Work task: Report every line of the records below that includes the string "gelatin".

[Dataset entries for page text]
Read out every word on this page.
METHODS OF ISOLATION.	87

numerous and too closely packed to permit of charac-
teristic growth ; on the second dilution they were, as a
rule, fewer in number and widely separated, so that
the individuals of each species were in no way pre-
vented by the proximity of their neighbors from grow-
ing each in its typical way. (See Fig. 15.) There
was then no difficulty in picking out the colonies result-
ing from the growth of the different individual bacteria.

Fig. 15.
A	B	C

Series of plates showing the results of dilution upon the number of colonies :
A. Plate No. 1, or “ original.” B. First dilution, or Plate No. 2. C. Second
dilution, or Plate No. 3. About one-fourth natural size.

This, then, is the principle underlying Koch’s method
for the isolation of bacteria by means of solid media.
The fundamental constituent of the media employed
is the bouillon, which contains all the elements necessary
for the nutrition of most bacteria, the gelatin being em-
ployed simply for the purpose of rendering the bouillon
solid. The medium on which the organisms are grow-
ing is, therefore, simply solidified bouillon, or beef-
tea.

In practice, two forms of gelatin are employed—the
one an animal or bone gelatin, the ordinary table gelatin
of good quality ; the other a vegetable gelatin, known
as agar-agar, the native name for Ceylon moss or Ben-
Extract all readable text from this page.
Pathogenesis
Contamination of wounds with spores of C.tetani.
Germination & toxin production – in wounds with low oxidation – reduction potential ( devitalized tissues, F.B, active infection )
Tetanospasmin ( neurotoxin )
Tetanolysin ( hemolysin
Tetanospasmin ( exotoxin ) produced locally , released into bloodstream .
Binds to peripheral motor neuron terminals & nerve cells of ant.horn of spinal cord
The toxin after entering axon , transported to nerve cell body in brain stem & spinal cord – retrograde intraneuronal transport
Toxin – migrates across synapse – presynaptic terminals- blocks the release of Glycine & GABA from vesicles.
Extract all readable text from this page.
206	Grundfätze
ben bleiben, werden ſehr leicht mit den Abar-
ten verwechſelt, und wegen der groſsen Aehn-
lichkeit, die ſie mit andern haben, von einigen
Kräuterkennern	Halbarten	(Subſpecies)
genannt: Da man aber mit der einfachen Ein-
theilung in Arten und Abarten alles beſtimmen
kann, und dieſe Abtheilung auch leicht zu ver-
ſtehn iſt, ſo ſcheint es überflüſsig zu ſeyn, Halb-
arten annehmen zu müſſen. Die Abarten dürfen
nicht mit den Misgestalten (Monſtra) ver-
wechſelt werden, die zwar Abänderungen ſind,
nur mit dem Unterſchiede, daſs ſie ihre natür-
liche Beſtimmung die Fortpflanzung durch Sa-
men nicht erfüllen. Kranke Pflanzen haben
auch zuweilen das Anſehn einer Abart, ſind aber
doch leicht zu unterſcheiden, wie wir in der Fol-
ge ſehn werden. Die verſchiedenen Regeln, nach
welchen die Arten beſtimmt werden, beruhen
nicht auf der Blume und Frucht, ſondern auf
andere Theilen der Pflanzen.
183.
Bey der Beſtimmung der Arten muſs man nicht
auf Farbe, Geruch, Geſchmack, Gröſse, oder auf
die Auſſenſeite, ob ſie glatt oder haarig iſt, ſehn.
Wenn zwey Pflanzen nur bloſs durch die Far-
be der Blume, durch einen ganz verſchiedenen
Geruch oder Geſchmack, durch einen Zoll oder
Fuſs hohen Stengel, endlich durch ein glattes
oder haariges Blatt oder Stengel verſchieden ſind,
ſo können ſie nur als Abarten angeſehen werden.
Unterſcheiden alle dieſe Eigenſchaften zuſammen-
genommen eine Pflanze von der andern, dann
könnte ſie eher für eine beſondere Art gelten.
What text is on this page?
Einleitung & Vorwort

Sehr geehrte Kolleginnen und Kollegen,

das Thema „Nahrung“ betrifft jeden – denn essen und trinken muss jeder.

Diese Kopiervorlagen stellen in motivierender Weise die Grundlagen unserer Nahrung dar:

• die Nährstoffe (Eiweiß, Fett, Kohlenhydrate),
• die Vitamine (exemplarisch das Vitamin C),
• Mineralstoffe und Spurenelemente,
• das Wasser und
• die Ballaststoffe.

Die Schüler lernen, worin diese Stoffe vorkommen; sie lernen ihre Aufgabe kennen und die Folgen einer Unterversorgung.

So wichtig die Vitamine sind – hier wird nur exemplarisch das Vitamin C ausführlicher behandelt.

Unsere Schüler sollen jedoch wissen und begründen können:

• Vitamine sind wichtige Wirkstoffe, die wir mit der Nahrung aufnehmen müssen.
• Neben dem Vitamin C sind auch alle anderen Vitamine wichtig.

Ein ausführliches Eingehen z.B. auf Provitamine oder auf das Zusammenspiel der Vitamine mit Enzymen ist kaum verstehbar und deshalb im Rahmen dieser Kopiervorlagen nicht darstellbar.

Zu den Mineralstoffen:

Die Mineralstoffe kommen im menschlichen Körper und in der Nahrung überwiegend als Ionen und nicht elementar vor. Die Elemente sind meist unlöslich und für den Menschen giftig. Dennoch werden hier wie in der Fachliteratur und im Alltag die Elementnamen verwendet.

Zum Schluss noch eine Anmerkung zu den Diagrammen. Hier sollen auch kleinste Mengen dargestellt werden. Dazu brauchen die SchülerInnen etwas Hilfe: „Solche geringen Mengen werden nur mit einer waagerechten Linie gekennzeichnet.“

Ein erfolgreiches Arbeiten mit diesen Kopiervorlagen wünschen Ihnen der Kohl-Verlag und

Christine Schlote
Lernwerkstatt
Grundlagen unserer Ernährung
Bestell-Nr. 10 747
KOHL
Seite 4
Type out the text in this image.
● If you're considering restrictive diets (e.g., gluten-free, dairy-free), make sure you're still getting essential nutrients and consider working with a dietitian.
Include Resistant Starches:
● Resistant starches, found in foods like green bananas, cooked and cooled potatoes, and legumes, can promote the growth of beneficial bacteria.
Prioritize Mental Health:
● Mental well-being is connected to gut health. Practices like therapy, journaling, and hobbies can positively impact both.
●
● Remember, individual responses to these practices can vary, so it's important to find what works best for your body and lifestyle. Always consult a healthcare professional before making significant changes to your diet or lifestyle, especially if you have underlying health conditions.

Task answer:
for the nutrition of most bacteria, the gelatin being em-
In practice, two forms of gelatin are employed—the
one an animal or bone gelatin, the ordinary table gelatin
of good quality ; the other a vegetable gelatin, known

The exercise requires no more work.